◆ **Required task**
Reproduce the listing below without any change.

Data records
--*--

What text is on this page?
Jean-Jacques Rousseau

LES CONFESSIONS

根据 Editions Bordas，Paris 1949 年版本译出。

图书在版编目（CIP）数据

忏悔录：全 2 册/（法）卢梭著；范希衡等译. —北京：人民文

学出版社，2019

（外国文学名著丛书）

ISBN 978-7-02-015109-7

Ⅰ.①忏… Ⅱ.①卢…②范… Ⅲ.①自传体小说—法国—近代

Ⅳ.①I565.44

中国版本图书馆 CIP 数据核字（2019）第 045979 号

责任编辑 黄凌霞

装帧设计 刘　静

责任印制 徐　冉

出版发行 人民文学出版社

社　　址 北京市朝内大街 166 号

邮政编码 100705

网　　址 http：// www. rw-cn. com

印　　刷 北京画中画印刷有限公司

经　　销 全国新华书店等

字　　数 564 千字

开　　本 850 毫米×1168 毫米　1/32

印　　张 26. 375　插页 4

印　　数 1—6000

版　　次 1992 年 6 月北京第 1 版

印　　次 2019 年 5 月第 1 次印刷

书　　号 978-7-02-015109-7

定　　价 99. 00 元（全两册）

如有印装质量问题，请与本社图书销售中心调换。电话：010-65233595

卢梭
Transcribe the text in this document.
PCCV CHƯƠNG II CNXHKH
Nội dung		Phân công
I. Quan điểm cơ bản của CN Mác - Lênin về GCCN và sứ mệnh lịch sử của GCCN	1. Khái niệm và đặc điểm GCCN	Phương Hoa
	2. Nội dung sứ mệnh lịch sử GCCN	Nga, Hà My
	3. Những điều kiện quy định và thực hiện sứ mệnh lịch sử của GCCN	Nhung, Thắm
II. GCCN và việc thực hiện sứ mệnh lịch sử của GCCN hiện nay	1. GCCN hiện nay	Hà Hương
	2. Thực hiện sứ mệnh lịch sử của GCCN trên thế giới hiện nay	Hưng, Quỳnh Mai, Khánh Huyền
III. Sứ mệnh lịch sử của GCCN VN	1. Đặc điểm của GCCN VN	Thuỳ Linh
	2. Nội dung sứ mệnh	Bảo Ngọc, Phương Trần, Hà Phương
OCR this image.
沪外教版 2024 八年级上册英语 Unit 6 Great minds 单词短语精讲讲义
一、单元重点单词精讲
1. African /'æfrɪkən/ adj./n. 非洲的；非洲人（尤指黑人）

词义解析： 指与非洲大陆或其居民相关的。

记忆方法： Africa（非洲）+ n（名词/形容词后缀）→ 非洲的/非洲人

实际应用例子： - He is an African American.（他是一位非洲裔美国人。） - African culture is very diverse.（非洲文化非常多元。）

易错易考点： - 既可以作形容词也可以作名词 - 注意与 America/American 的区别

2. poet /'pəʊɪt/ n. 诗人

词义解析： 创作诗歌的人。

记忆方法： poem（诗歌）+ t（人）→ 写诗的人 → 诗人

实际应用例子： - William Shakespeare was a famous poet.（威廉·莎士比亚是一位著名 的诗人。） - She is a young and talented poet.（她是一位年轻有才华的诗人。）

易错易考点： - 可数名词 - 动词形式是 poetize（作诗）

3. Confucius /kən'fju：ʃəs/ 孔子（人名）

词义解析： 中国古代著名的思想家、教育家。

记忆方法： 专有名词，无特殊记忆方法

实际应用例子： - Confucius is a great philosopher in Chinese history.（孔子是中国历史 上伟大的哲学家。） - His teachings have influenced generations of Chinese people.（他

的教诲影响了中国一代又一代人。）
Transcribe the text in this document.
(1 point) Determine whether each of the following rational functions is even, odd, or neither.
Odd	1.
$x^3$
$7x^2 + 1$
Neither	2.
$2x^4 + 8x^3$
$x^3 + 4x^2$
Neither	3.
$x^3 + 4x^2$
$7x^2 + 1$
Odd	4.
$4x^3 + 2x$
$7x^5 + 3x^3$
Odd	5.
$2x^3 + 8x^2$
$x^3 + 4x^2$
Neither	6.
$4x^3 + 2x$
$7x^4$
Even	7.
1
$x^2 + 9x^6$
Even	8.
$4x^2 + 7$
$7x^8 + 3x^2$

--*--

◆ **Correct result**
What text is on this page?
Jean-Jacques Rousseau

LES CONFESSIONS

根据 Editions Bordas，Paris 1949 年版本译出。

图书在版编目（CIP）数据

忏悔录：全 2 册/（法）卢梭著；范希衡等译. —北京：人民文

学出版社，2019

（外国文学名著丛书）

ISBN 978-7-02-015109-7

Ⅰ.①忏… Ⅱ.①卢…②范… Ⅲ.①自传体小说—法国—近代

Ⅳ.①I565.44

中国版本图书馆 CIP 数据核字（2019）第 045979 号

责任编辑 黄凌霞

装帧设计 刘　静

责任印制 徐　冉

出版发行 人民文学出版社

社　　址 北京市朝内大街 166 号

邮政编码 100705

网　　址 http：// www. rw-cn. com

印　　刷 北京画中画印刷有限公司

经　　销 全国新华书店等

字　　数 564 千字

开　　本 850 毫米×1168 毫米　1/32

印　　张 26. 375　插页 4

印　　数 1—6000

版　　次 1992 年 6 月北京第 1 版

印　　次 2019 年 5 月第 1 次印刷

书　　号 978-7-02-015109-7

定　　价 99. 00 元（全两册）

如有印装质量问题，请与本社图书销售中心调换。电话：010-65233595

卢梭
Transcribe the text in this document.
PCCV CHƯƠNG II CNXHKH
Nội dung		Phân công
I. Quan điểm cơ bản của CN Mác - Lênin về GCCN và sứ mệnh lịch sử của GCCN	1. Khái niệm và đặc điểm GCCN	Phương Hoa
	2. Nội dung sứ mệnh lịch sử GCCN	Nga, Hà My
	3. Những điều kiện quy định và thực hiện sứ mệnh lịch sử của GCCN	Nhung, Thắm
II. GCCN và việc thực hiện sứ mệnh lịch sử của GCCN hiện nay	1. GCCN hiện nay	Hà Hương
	2. Thực hiện sứ mệnh lịch sử của GCCN trên thế giới hiện nay	Hưng, Quỳnh Mai, Khánh Huyền
III. Sứ mệnh lịch sử của GCCN VN	1. Đặc điểm của GCCN VN	Thuỳ Linh
	2. Nội dung sứ mệnh	Bảo Ngọc, Phương Trần, Hà Phương
OCR this image.
沪外教版 2024 八年级上册英语 Unit 6 Great minds 单词短语精讲讲义
一、单元重点单词精讲
1. African /'æfrɪkən/ adj./n. 非洲的；非洲人（尤指黑人）

词义解析： 指与非洲大陆或其居民相关的。

记忆方法： Africa（非洲）+ n（名词/形容词后缀）→ 非洲的/非洲人

实际应用例子： - He is an African American.（他是一位非洲裔美国人。） - African culture is very diverse.（非洲文化非常多元。）

易错易考点： - 既可以作形容词也可以作名词 - 注意与 America/American 的区别

2. poet /'pəʊɪt/ n. 诗人

词义解析： 创作诗歌的人。

记忆方法： poem（诗歌）+ t（人）→ 写诗的人 → 诗人

实际应用例子： - William Shakespeare was a famous poet.（威廉·莎士比亚是一位著名 的诗人。） - She is a young and talented poet.（她是一位年轻有才华的诗人。）

易错易考点： - 可数名词 - 动词形式是 poetize（作诗）

3. Confucius /kən'fju：ʃəs/ 孔子（人名）

词义解析： 中国古代著名的思想家、教育家。

记忆方法： 专有名词，无特殊记忆方法

实际应用例子： - Confucius is a great philosopher in Chinese history.（孔子是中国历史 上伟大的哲学家。） - His teachings have influenced generations of Chinese people.（他

的教诲影响了中国一代又一代人。）
Transcribe the text in this document.
(1 point) Determine whether each of the following rational functions is even, odd, or neither.
Odd	1.
$x^3$
$7x^2 + 1$
Neither	2.
$2x^4 + 8x^3$
$x^3 + 4x^2$
Neither	3.
$x^3 + 4x^2$
$7x^2 + 1$
Odd	4.
$4x^3 + 2x$
$7x^5 + 3x^3$
Odd	5.
$2x^3 + 8x^2$
$x^3 + 4x^2$
Neither	6.
$4x^3 + 2x$
$7x^4$
Even	7.
1
$x^2 + 9x^6$
Even	8.
$4x^2 + 7$
$7x^8 + 3x^2$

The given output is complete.